Exercise
Go through the listing and return every line with "CONTROL" in it.

(Stored records)

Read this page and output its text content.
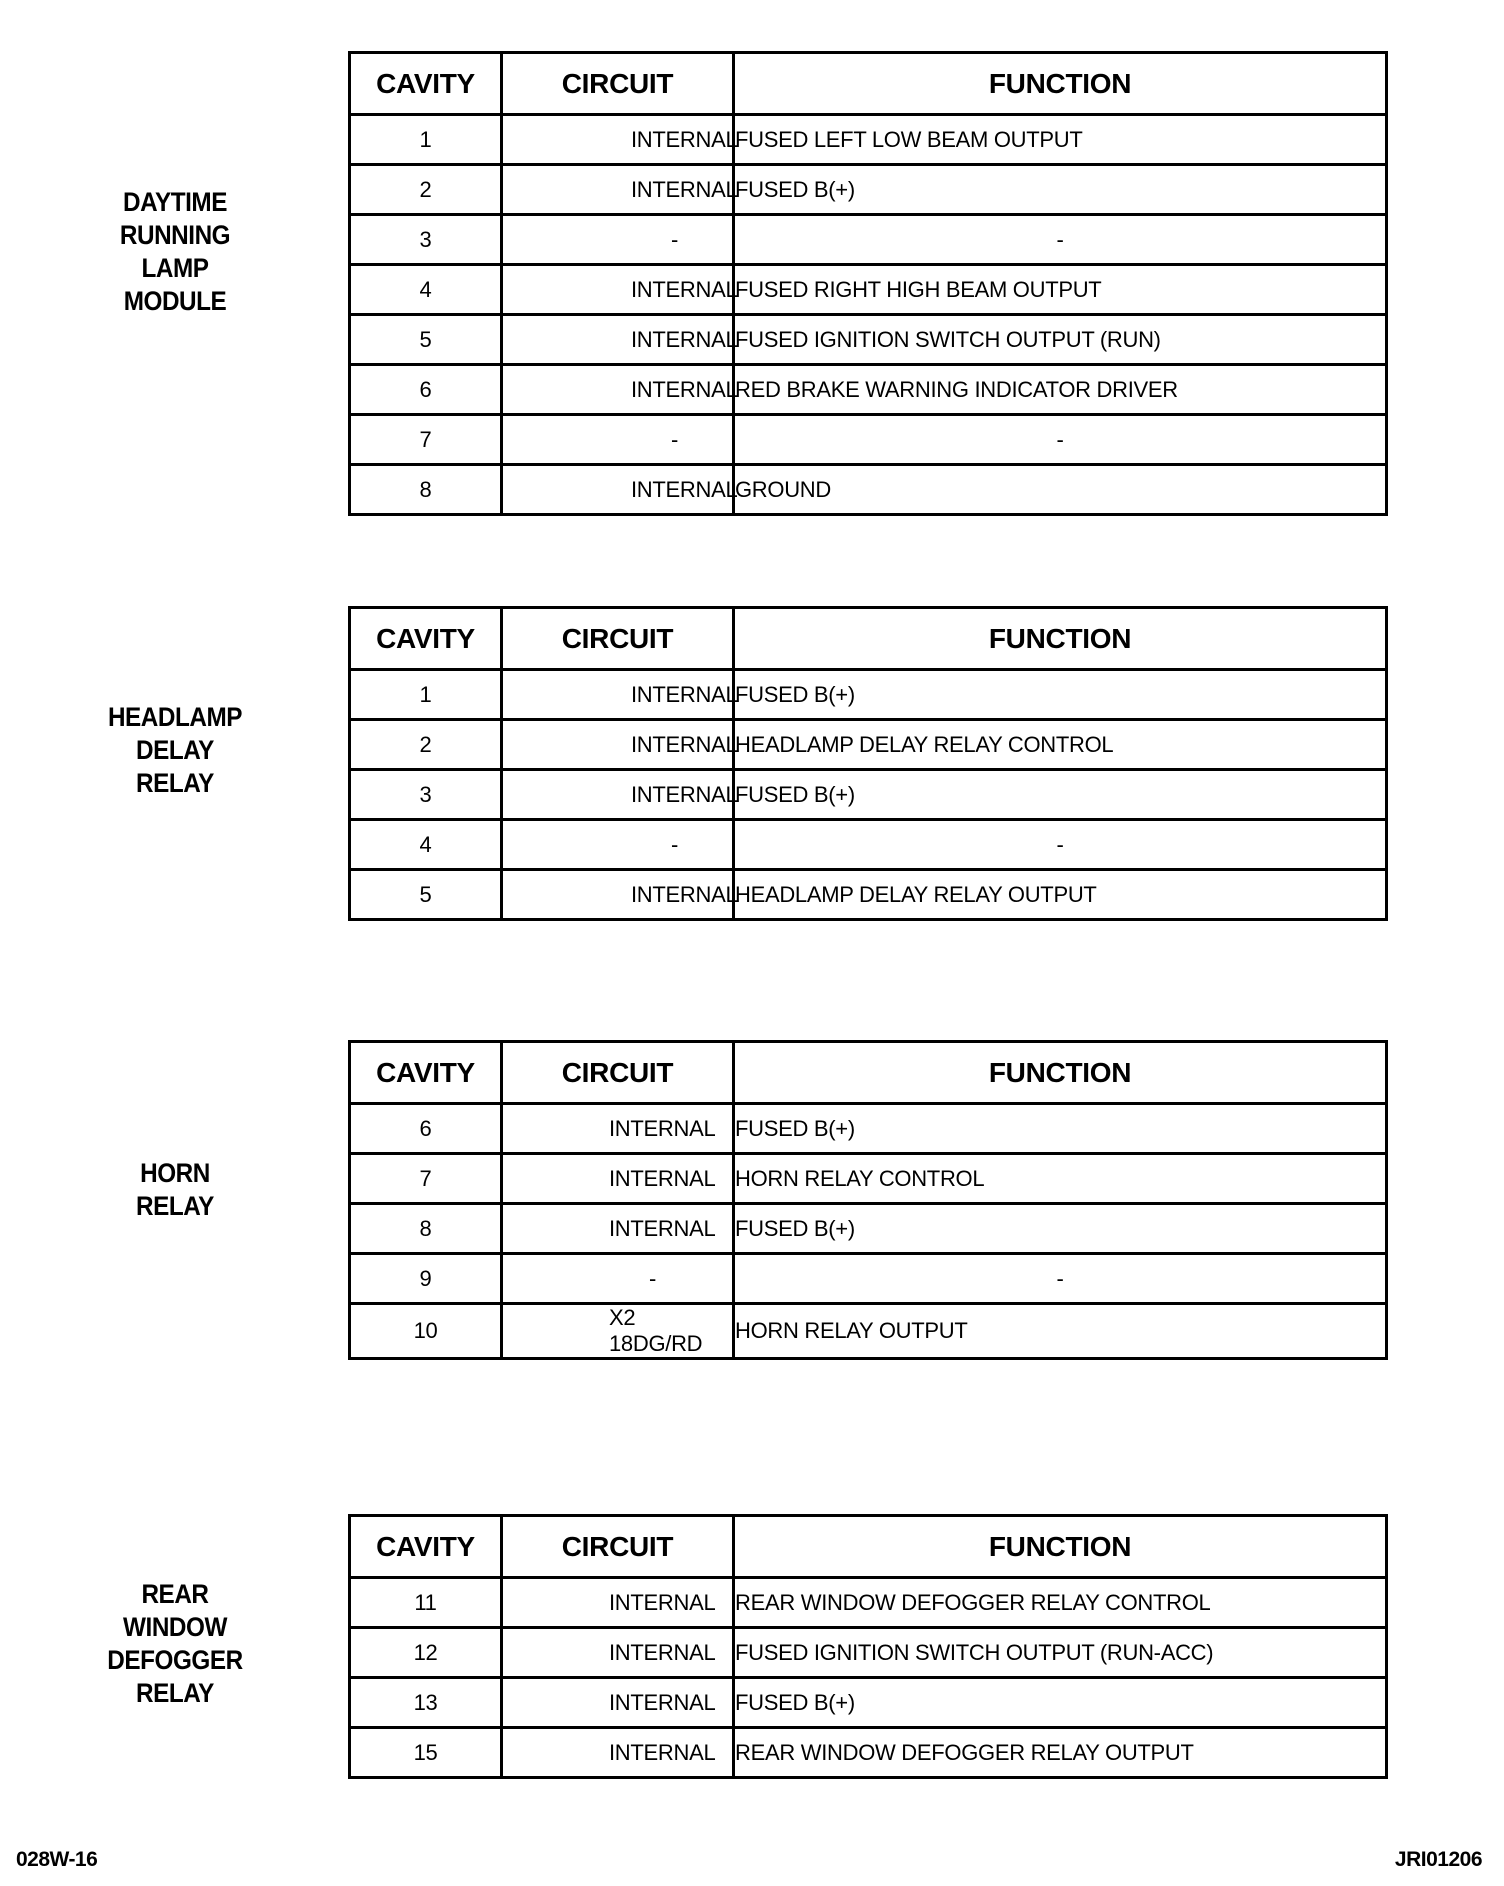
DAYTIME
RUNNING
LAMP
MODULE
HEADLAMP
DELAY
RELAY
HORN
RELAY
REAR
WINDOW
DEFOGGER
RELAY
CAVITY	CIRCUIT	FUNCTION
1	INTERNAL	FUSED LEFT LOW BEAM OUTPUT
2	INTERNAL	FUSED B(+)
3	-	-
4	INTERNAL	FUSED RIGHT HIGH BEAM OUTPUT
5	INTERNAL	FUSED IGNITION SWITCH OUTPUT (RUN)
6	INTERNAL	RED BRAKE WARNING INDICATOR DRIVER
7	-	-
8	INTERNAL	GROUND
CAVITY	CIRCUIT	FUNCTION
1	INTERNAL	FUSED B(+)
2	INTERNAL	HEADLAMP DELAY RELAY CONTROL
3	INTERNAL	FUSED B(+)
4	-	-
5	INTERNAL	HEADLAMP DELAY RELAY OUTPUT
CAVITY	CIRCUIT	FUNCTION
6	INTERNAL	FUSED B(+)
7	INTERNAL	HORN RELAY CONTROL
8	INTERNAL	FUSED B(+)
9	-	-
10	X2 18DG/RD	HORN RELAY OUTPUT
CAVITY	CIRCUIT	FUNCTION
11	INTERNAL	REAR WINDOW DEFOGGER RELAY CONTROL
12	INTERNAL	FUSED IGNITION SWITCH OUTPUT (RUN-ACC)
13	INTERNAL	FUSED B(+)
15	INTERNAL	REAR WINDOW DEFOGGER RELAY OUTPUT
028W-16	JRI01206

Solution below
2	INTERNAL	HEADLAMP DELAY RELAY CONTROL
7	INTERNAL	HORN RELAY CONTROL
11	INTERNAL	REAR WINDOW DEFOGGER RELAY CONTROL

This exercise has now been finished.